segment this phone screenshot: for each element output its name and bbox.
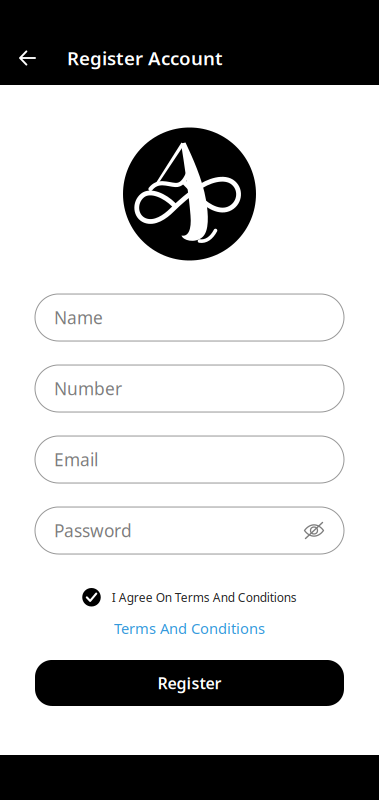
button[interactable]: Terms And Conditions (114, 618, 265, 638)
staticText: Number (54, 377, 122, 400)
staticText: I Agree On Terms And Conditions (112, 589, 297, 605)
button[interactable]: I Agree On Terms And Conditions (82, 588, 297, 606)
button[interactable]: Back (9, 36, 46, 80)
staticText: Password (54, 519, 132, 542)
staticText: Email (54, 448, 98, 471)
staticText: Register Account (67, 46, 223, 70)
staticText: Register (158, 672, 222, 694)
staticText: Name (54, 306, 103, 329)
button[interactable]: Register (35, 660, 344, 706)
staticText: Terms And Conditions (114, 618, 265, 638)
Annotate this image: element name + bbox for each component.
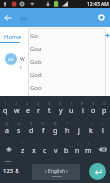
- button[interactable]: Clear search: [92, 8, 110, 27]
- staticText: 8: [81, 101, 84, 106]
- staticText: @: [5, 121, 9, 126]
- button[interactable]: 5: [44, 99, 55, 119]
- staticText: !: [22, 141, 24, 146]
- staticText: Gob: [30, 58, 42, 66]
- button[interactable]: -: [73, 119, 85, 139]
- staticText: b: [64, 146, 69, 156]
- staticText: 4: [37, 101, 40, 106]
- staticText: f: [42, 126, 45, 136]
- button[interactable]: Enter: [89, 163, 106, 180]
- button[interactable]: #: [13, 119, 25, 139]
- button[interactable]: Back: [0, 8, 16, 27]
- button[interactable]: @: [1, 119, 13, 139]
- button[interactable]: 1: [0, 99, 11, 119]
- button[interactable]: Go: [29, 29, 105, 42]
- button[interactable]: 7: [66, 99, 77, 119]
- staticText: 1: [4, 101, 7, 106]
- staticText: ?: [88, 141, 90, 146]
- staticText: i: [82, 106, 84, 116]
- button[interactable]: ;: [61, 139, 72, 159]
- button[interactable]: 8: [77, 99, 88, 119]
- staticText: m: [85, 146, 92, 156]
- staticText: k: [89, 126, 93, 136]
- button[interactable]: Backspace: [94, 139, 110, 159]
- staticText: Home: [4, 33, 22, 41]
- staticText: 3: [26, 101, 29, 106]
- staticText: t: [48, 106, 51, 116]
- staticText: E: [20, 65, 23, 70]
- staticText: 0: [103, 101, 106, 106]
- button[interactable]: Shift: [0, 139, 17, 159]
- staticText: ‹ English ›: [45, 168, 68, 175]
- staticText: d: [29, 126, 34, 136]
- staticText: (: [102, 121, 104, 126]
- button[interactable]: (: [97, 119, 109, 139]
- staticText: q: [3, 106, 8, 116]
- button[interactable]: 6: [55, 99, 66, 119]
- staticText: AN: [8, 57, 14, 62]
- staticText: &: [54, 121, 57, 126]
- button[interactable]: AN: [5, 53, 17, 65]
- button[interactable]: Gob: [29, 55, 105, 68]
- staticText: l: [102, 126, 104, 136]
- staticText: -: [78, 121, 80, 126]
- button[interactable]: ‹ English ›: [32, 164, 80, 180]
- staticText: W: [20, 56, 25, 63]
- staticText: 7: [70, 101, 73, 106]
- button[interactable]: ": [28, 139, 39, 159]
- staticText: +: [90, 121, 93, 126]
- staticText: a: [5, 126, 9, 136]
- staticText: Goa: [30, 45, 42, 53]
- button[interactable]: /: [72, 139, 83, 159]
- staticText: u: [69, 106, 74, 116]
- staticText: n: [75, 146, 80, 156]
- button[interactable]: !: [17, 139, 28, 159]
- button[interactable]: Goa: [29, 42, 105, 55]
- staticText: 2: [15, 101, 18, 106]
- staticText: ": [33, 141, 35, 146]
- button[interactable]: 123: [0, 159, 28, 182]
- button[interactable]: ?: [83, 139, 94, 159]
- button[interactable]: 4: [33, 99, 44, 119]
- button[interactable]: 9: [88, 99, 99, 119]
- staticText: /: [77, 141, 79, 146]
- staticText: go: [20, 14, 28, 22]
- staticText: %: [41, 121, 45, 126]
- staticText: Go: [30, 32, 38, 40]
- staticText: $: [30, 121, 33, 126]
- button[interactable]: 3: [22, 99, 33, 119]
- button[interactable]: 2: [11, 99, 22, 119]
- staticText: Goo: [30, 84, 42, 92]
- staticText: g: [53, 126, 58, 136]
- staticText: #: [18, 121, 21, 126]
- staticText: e: [26, 106, 30, 116]
- button[interactable]: ': [39, 139, 50, 159]
- button[interactable]: +: [85, 119, 97, 139]
- button[interactable]: Goo: [29, 81, 105, 94]
- button[interactable]: &: [49, 119, 61, 139]
- button[interactable]: :: [50, 139, 61, 159]
- staticText: 9: [92, 101, 95, 106]
- staticText: z: [21, 146, 25, 156]
- staticText: y: [59, 106, 63, 116]
- staticText: c: [43, 146, 47, 156]
- button[interactable]: 0: [99, 99, 110, 119]
- staticText: ': [44, 141, 45, 146]
- staticText: 6: [59, 101, 62, 106]
- staticText: x: [32, 146, 36, 156]
- button[interactable]: *: [61, 119, 73, 139]
- button[interactable]: %: [37, 119, 49, 139]
- staticText: o: [91, 106, 96, 116]
- staticText: 5: [48, 101, 51, 106]
- staticText: 123: [3, 167, 14, 175]
- staticText: w: [14, 106, 20, 116]
- staticText: 12:43 AM: [87, 1, 109, 8]
- button[interactable]: God: [29, 68, 105, 81]
- staticText: ;: [66, 141, 68, 146]
- staticText: s: [17, 126, 21, 136]
- staticText: p: [102, 106, 107, 116]
- staticText: v: [54, 146, 58, 156]
- button[interactable]: $: [25, 119, 37, 139]
- staticText: *: [66, 121, 69, 126]
- staticText: j: [78, 126, 80, 136]
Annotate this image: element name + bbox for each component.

--- WHAT IS ASKED ---
Retype all the records above line for line, leaving out the pictures.

--- RESULT ---
segment this phone screenshot: for each element output its name and bbox.
button[interactable]: Terms And Conditions (114, 618, 265, 638)
staticText: Number (54, 377, 122, 400)
staticText: I Agree On Terms And Conditions (112, 589, 297, 605)
button[interactable]: I Agree On Terms And Conditions (82, 588, 297, 606)
button[interactable]: Back (9, 36, 46, 80)
staticText: Password (54, 519, 132, 542)
staticText: Email (54, 448, 98, 471)
staticText: Register Account (67, 46, 223, 70)
staticText: Register (158, 672, 222, 694)
staticText: Name (54, 306, 103, 329)
button[interactable]: Register (35, 660, 344, 706)
staticText: Terms And Conditions (114, 618, 265, 638)
Annotate this image: element name + bbox for each component.
- button[interactable]: Clear search: [92, 8, 110, 27]
- staticText: 8: [81, 101, 84, 106]
- staticText: @: [5, 121, 9, 126]
- button[interactable]: 5: [44, 99, 55, 119]
- staticText: !: [22, 141, 24, 146]
- staticText: Gob: [30, 58, 42, 66]
- button[interactable]: -: [73, 119, 85, 139]
- staticText: b: [64, 146, 69, 156]
- staticText: 4: [37, 101, 40, 106]
- staticText: f: [42, 126, 45, 136]
- button[interactable]: Enter: [89, 163, 106, 180]
- button[interactable]: #: [13, 119, 25, 139]
- button[interactable]: Back: [0, 8, 16, 27]
- button[interactable]: @: [1, 119, 13, 139]
- button[interactable]: 1: [0, 99, 11, 119]
- button[interactable]: Go: [29, 29, 105, 42]
- button[interactable]: 7: [66, 99, 77, 119]
- staticText: 1: [4, 101, 7, 106]
- staticText: ?: [88, 141, 90, 146]
- staticText: i: [82, 106, 84, 116]
- button[interactable]: ;: [61, 139, 72, 159]
- button[interactable]: 8: [77, 99, 88, 119]
- staticText: m: [85, 146, 92, 156]
- staticText: k: [89, 126, 93, 136]
- button[interactable]: Backspace: [94, 139, 110, 159]
- staticText: Home: [4, 33, 22, 41]
- staticText: 3: [26, 101, 29, 106]
- staticText: t: [48, 106, 51, 116]
- staticText: E: [20, 65, 23, 70]
- staticText: 0: [103, 101, 106, 106]
- button[interactable]: Shift: [0, 139, 17, 159]
- staticText: ‹ English ›: [45, 168, 68, 175]
- staticText: d: [29, 126, 34, 136]
- staticText: (: [102, 121, 104, 126]
- button[interactable]: (: [97, 119, 109, 139]
- staticText: q: [3, 106, 8, 116]
- button[interactable]: 6: [55, 99, 66, 119]
- staticText: AN: [8, 57, 14, 62]
- staticText: &: [54, 121, 57, 126]
- button[interactable]: AN: [5, 53, 17, 65]
- button[interactable]: Gob: [29, 55, 105, 68]
- staticText: l: [102, 126, 104, 136]
- staticText: -: [78, 121, 80, 126]
- button[interactable]: ‹ English ›: [32, 164, 80, 180]
- staticText: W: [20, 56, 25, 63]
- staticText: 7: [70, 101, 73, 106]
- button[interactable]: ": [28, 139, 39, 159]
- staticText: +: [90, 121, 93, 126]
- staticText: a: [5, 126, 9, 136]
- staticText: Goa: [30, 45, 42, 53]
- button[interactable]: /: [72, 139, 83, 159]
- staticText: u: [69, 106, 74, 116]
- staticText: n: [75, 146, 80, 156]
- button[interactable]: !: [17, 139, 28, 159]
- button[interactable]: Goa: [29, 42, 105, 55]
- staticText: 2: [15, 101, 18, 106]
- staticText: ": [33, 141, 35, 146]
- button[interactable]: 123: [0, 159, 28, 182]
- button[interactable]: ?: [83, 139, 94, 159]
- button[interactable]: 4: [33, 99, 44, 119]
- button[interactable]: 9: [88, 99, 99, 119]
- staticText: /: [77, 141, 79, 146]
- staticText: go: [20, 14, 28, 22]
- staticText: %: [41, 121, 45, 126]
- staticText: Go: [30, 32, 38, 40]
- staticText: $: [30, 121, 33, 126]
- button[interactable]: 3: [22, 99, 33, 119]
- button[interactable]: 2: [11, 99, 22, 119]
- staticText: Goo: [30, 84, 42, 92]
- staticText: g: [53, 126, 58, 136]
- staticText: #: [18, 121, 21, 126]
- staticText: e: [26, 106, 30, 116]
- button[interactable]: ': [39, 139, 50, 159]
- button[interactable]: +: [85, 119, 97, 139]
- button[interactable]: Goo: [29, 81, 105, 94]
- button[interactable]: &: [49, 119, 61, 139]
- button[interactable]: :: [50, 139, 61, 159]
- staticText: 9: [92, 101, 95, 106]
- staticText: z: [21, 146, 25, 156]
- staticText: y: [59, 106, 63, 116]
- staticText: c: [43, 146, 47, 156]
- button[interactable]: 0: [99, 99, 110, 119]
- staticText: ': [44, 141, 45, 146]
- staticText: 6: [59, 101, 62, 106]
- staticText: x: [32, 146, 36, 156]
- button[interactable]: *: [61, 119, 73, 139]
- button[interactable]: %: [37, 119, 49, 139]
- staticText: o: [91, 106, 96, 116]
- staticText: 5: [48, 101, 51, 106]
- staticText: 123: [3, 167, 14, 175]
- staticText: w: [14, 106, 20, 116]
- staticText: 12:43 AM: [87, 1, 109, 8]
- button[interactable]: God: [29, 68, 105, 81]
- staticText: ;: [66, 141, 68, 146]
- staticText: s: [17, 126, 21, 136]
- staticText: p: [102, 106, 107, 116]
- staticText: v: [54, 146, 58, 156]
- button[interactable]: $: [25, 119, 37, 139]
- staticText: *: [66, 121, 69, 126]
- staticText: j: [78, 126, 80, 136]
Annotate this image: element name + bbox for each component.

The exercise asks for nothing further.